• [Instructions for the task]: Repeat the listing in full, word for word.

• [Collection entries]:

####################

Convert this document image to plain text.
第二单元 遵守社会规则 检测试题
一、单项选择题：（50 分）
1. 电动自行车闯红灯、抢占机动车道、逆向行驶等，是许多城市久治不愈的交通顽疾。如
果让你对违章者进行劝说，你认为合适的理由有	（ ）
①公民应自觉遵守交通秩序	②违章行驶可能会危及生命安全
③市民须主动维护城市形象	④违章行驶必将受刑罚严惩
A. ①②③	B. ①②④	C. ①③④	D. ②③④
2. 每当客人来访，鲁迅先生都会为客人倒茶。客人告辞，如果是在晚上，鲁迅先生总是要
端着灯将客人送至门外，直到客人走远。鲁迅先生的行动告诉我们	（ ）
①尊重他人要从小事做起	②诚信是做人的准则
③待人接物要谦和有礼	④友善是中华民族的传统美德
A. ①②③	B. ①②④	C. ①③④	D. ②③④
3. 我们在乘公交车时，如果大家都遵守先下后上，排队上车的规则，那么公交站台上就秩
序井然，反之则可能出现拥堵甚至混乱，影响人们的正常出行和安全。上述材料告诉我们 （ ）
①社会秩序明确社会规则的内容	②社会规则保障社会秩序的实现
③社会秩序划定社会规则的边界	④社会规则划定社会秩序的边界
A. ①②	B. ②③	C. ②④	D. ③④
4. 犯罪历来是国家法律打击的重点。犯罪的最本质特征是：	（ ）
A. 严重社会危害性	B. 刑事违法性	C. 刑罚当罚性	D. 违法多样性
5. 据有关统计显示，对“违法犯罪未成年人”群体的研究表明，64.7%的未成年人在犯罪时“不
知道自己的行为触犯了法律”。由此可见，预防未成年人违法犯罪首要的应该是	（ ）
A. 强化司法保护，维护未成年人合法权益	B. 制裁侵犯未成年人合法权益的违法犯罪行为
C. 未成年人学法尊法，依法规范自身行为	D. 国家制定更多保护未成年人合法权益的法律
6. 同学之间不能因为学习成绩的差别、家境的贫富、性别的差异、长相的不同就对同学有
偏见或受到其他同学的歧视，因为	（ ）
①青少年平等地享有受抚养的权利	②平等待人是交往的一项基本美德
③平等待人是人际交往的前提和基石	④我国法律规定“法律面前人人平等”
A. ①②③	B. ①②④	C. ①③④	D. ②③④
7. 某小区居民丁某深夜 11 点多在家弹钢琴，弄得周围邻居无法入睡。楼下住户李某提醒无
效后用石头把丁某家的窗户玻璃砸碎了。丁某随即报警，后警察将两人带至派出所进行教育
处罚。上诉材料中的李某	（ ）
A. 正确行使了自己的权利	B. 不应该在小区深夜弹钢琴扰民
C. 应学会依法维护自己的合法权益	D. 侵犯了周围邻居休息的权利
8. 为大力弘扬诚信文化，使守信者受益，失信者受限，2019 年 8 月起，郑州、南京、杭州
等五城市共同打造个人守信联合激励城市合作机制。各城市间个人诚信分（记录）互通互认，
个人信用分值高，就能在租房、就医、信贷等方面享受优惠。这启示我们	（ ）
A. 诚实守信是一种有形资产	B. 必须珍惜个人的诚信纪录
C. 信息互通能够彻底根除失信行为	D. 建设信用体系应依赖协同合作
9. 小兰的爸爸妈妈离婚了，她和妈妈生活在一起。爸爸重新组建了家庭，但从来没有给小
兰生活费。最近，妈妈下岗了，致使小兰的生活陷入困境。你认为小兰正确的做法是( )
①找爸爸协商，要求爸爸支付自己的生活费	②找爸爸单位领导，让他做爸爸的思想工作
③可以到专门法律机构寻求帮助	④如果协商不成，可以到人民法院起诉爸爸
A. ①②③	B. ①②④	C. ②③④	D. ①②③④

####################

• [Exercise output]:
Convert this document image to plain text.
第二单元 遵守社会规则 检测试题
一、单项选择题：（50 分）
1. 电动自行车闯红灯、抢占机动车道、逆向行驶等，是许多城市久治不愈的交通顽疾。如
果让你对违章者进行劝说，你认为合适的理由有	（ ）
①公民应自觉遵守交通秩序	②违章行驶可能会危及生命安全
③市民须主动维护城市形象	④违章行驶必将受刑罚严惩
A. ①②③	B. ①②④	C. ①③④	D. ②③④
2. 每当客人来访，鲁迅先生都会为客人倒茶。客人告辞，如果是在晚上，鲁迅先生总是要
端着灯将客人送至门外，直到客人走远。鲁迅先生的行动告诉我们	（ ）
①尊重他人要从小事做起	②诚信是做人的准则
③待人接物要谦和有礼	④友善是中华民族的传统美德
A. ①②③	B. ①②④	C. ①③④	D. ②③④
3. 我们在乘公交车时，如果大家都遵守先下后上，排队上车的规则，那么公交站台上就秩
序井然，反之则可能出现拥堵甚至混乱，影响人们的正常出行和安全。上述材料告诉我们 （ ）
①社会秩序明确社会规则的内容	②社会规则保障社会秩序的实现
③社会秩序划定社会规则的边界	④社会规则划定社会秩序的边界
A. ①②	B. ②③	C. ②④	D. ③④
4. 犯罪历来是国家法律打击的重点。犯罪的最本质特征是：	（ ）
A. 严重社会危害性	B. 刑事违法性	C. 刑罚当罚性	D. 违法多样性
5. 据有关统计显示，对“违法犯罪未成年人”群体的研究表明，64.7%的未成年人在犯罪时“不
知道自己的行为触犯了法律”。由此可见，预防未成年人违法犯罪首要的应该是	（ ）
A. 强化司法保护，维护未成年人合法权益	B. 制裁侵犯未成年人合法权益的违法犯罪行为
C. 未成年人学法尊法，依法规范自身行为	D. 国家制定更多保护未成年人合法权益的法律
6. 同学之间不能因为学习成绩的差别、家境的贫富、性别的差异、长相的不同就对同学有
偏见或受到其他同学的歧视，因为	（ ）
①青少年平等地享有受抚养的权利	②平等待人是交往的一项基本美德
③平等待人是人际交往的前提和基石	④我国法律规定“法律面前人人平等”
A. ①②③	B. ①②④	C. ①③④	D. ②③④
7. 某小区居民丁某深夜 11 点多在家弹钢琴，弄得周围邻居无法入睡。楼下住户李某提醒无
效后用石头把丁某家的窗户玻璃砸碎了。丁某随即报警，后警察将两人带至派出所进行教育
处罚。上诉材料中的李某	（ ）
A. 正确行使了自己的权利	B. 不应该在小区深夜弹钢琴扰民
C. 应学会依法维护自己的合法权益	D. 侵犯了周围邻居休息的权利
8. 为大力弘扬诚信文化，使守信者受益，失信者受限，2019 年 8 月起，郑州、南京、杭州
等五城市共同打造个人守信联合激励城市合作机制。各城市间个人诚信分（记录）互通互认，
个人信用分值高，就能在租房、就医、信贷等方面享受优惠。这启示我们	（ ）
A. 诚实守信是一种有形资产	B. 必须珍惜个人的诚信纪录
C. 信息互通能够彻底根除失信行为	D. 建设信用体系应依赖协同合作
9. 小兰的爸爸妈妈离婚了，她和妈妈生活在一起。爸爸重新组建了家庭，但从来没有给小
兰生活费。最近，妈妈下岗了，致使小兰的生活陷入困境。你认为小兰正确的做法是( )
①找爸爸协商，要求爸爸支付自己的生活费	②找爸爸单位领导，让他做爸爸的思想工作
③可以到专门法律机构寻求帮助	④如果协商不成，可以到人民法院起诉爸爸
A. ①②③	B. ①②④	C. ②③④	D. ①②③④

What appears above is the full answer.